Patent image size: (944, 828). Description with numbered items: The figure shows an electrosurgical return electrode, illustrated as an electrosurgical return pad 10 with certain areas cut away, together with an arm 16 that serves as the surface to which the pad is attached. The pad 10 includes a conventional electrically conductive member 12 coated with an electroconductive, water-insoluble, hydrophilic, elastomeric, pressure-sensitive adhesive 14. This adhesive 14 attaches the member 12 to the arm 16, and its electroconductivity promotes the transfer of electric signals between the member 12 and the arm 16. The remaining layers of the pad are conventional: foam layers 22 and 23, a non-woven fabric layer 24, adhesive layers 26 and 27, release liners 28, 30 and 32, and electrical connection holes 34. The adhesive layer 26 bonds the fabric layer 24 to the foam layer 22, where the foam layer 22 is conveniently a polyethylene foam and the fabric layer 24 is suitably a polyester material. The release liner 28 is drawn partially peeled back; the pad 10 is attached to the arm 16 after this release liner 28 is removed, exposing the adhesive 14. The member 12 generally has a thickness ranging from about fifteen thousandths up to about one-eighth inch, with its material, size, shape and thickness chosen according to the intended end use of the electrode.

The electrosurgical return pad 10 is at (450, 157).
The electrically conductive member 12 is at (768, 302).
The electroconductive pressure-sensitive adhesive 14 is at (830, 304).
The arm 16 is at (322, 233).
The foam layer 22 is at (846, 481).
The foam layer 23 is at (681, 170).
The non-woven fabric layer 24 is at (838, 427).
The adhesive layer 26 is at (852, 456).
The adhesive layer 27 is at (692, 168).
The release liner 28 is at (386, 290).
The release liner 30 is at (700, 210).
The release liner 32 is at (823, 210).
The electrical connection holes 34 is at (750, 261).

#####

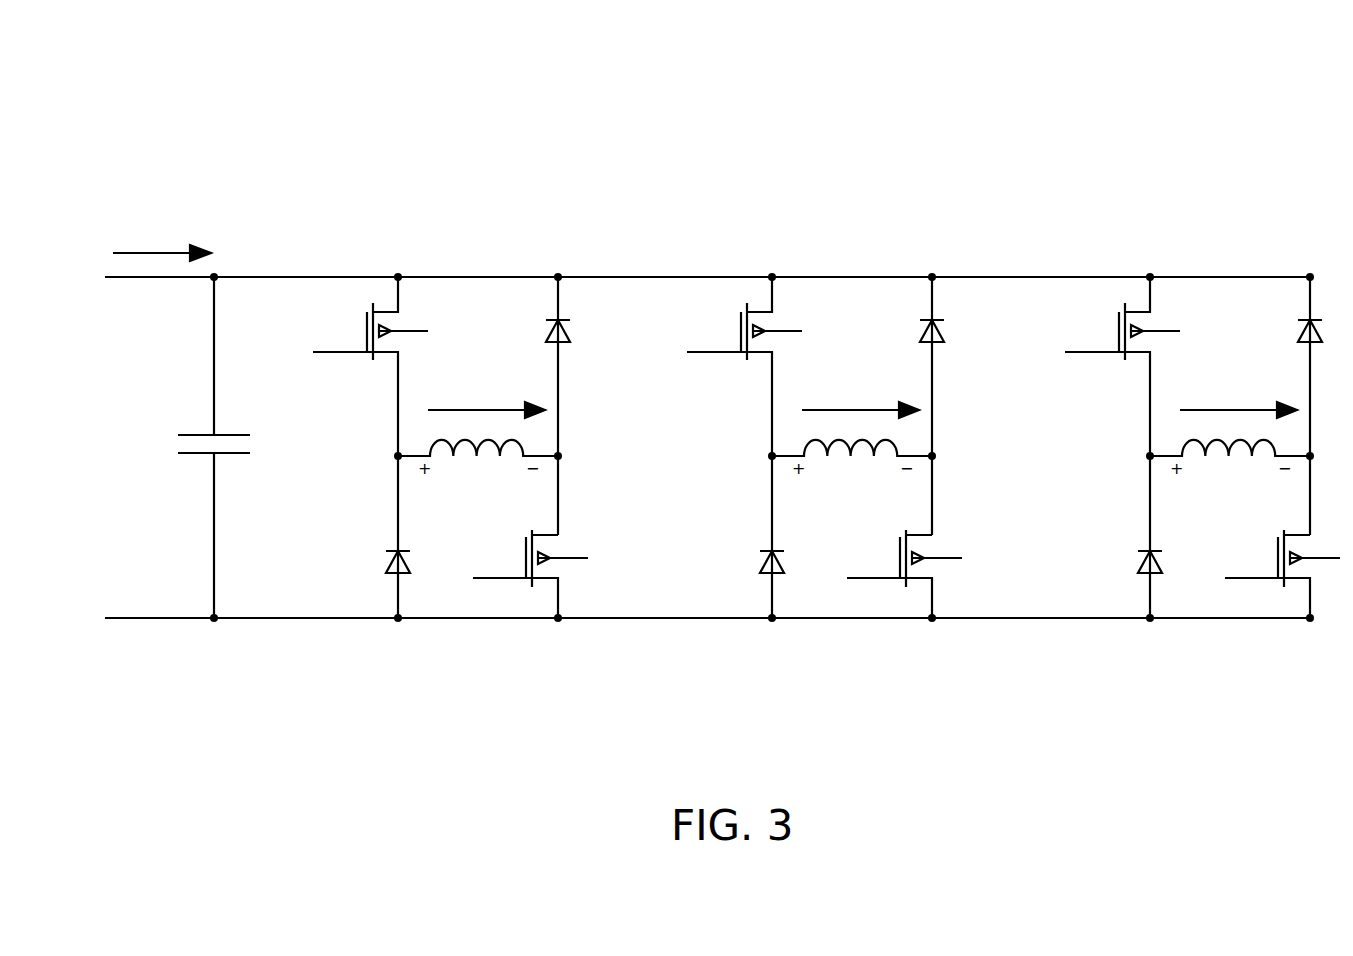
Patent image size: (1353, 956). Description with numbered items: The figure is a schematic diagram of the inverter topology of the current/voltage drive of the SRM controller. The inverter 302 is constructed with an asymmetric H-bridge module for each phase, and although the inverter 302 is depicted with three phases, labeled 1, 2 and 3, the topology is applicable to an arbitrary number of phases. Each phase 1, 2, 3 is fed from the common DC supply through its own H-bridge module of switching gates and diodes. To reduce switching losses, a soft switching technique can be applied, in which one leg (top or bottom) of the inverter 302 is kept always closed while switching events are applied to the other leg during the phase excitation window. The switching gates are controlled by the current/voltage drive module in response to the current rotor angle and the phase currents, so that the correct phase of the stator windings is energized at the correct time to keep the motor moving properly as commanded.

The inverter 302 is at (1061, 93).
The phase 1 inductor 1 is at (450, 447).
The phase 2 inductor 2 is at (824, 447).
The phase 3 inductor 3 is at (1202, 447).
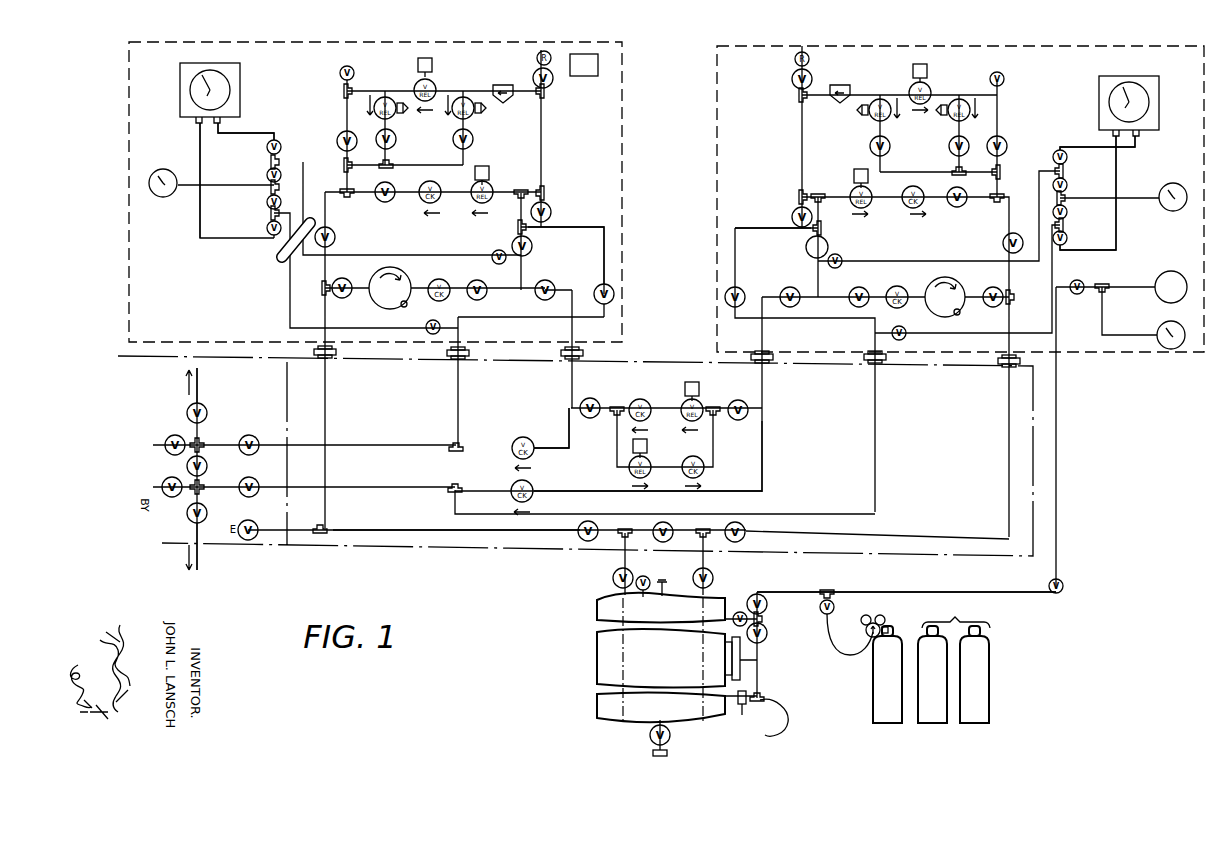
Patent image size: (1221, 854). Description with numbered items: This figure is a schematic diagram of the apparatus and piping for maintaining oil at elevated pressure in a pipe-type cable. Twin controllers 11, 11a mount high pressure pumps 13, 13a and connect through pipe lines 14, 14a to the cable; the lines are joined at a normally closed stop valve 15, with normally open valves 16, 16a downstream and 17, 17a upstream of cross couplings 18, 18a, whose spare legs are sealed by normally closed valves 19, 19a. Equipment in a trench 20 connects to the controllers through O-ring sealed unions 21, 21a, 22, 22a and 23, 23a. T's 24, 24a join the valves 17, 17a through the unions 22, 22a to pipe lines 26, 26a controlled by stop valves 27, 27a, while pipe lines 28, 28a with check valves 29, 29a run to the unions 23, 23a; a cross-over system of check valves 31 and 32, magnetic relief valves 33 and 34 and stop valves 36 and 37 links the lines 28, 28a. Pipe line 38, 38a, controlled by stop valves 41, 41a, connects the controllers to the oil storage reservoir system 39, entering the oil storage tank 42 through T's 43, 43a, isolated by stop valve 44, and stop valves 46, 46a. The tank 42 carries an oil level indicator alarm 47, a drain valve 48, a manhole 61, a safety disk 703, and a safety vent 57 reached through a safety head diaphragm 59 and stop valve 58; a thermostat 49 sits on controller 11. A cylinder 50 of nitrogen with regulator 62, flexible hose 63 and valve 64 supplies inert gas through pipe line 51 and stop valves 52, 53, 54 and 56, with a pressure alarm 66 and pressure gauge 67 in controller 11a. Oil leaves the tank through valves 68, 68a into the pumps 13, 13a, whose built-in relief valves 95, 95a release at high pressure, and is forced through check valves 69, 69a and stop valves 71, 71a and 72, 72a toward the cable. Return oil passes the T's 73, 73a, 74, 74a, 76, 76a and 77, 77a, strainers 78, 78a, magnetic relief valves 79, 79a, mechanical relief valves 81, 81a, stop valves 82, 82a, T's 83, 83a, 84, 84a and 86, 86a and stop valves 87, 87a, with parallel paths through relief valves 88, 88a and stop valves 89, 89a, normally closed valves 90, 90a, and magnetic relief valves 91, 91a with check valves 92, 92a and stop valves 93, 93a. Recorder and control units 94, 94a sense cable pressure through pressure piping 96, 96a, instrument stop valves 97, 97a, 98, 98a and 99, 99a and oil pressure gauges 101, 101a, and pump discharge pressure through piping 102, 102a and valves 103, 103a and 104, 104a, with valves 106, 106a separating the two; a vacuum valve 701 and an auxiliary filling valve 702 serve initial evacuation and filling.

#####

**WHAT YOU HAVE TO DO**
Rewrite the rows beginning at the line that has "Patent image size: (1353, 956)." and stopping after the line that has "The phase 3 inductor 3 is at (1202, 447).", changing "inverter topology" to "converter topology" and leaving everything else the same.

**SOLUTION FOR THIS TASK**
Patent image size: (1353, 956). Description with numbered items: The figure is a schematic diagram of the converter topology of the current/voltage drive of the SRM controller. The inverter 302 is constructed with an asymmetric H-bridge module for each phase, and although the inverter 302 is depicted with three phases, labeled 1, 2 and 3, the topology is applicable to an arbitrary number of phases. Each phase 1, 2, 3 is fed from the common DC supply through its own H-bridge module of switching gates and diodes. To reduce switching losses, a soft switching technique can be applied, in which one leg (top or bottom) of the inverter 302 is kept always closed while switching events are applied to the other leg during the phase excitation window. The switching gates are controlled by the current/voltage drive module in response to the current rotor angle and the phase currents, so that the correct phase of the stator windings is energized at the correct time to keep the motor moving properly as commanded.

The inverter 302 is at (1061, 93).
The phase 1 inductor 1 is at (450, 447).
The phase 2 inductor 2 is at (824, 447).
The phase 3 inductor 3 is at (1202, 447).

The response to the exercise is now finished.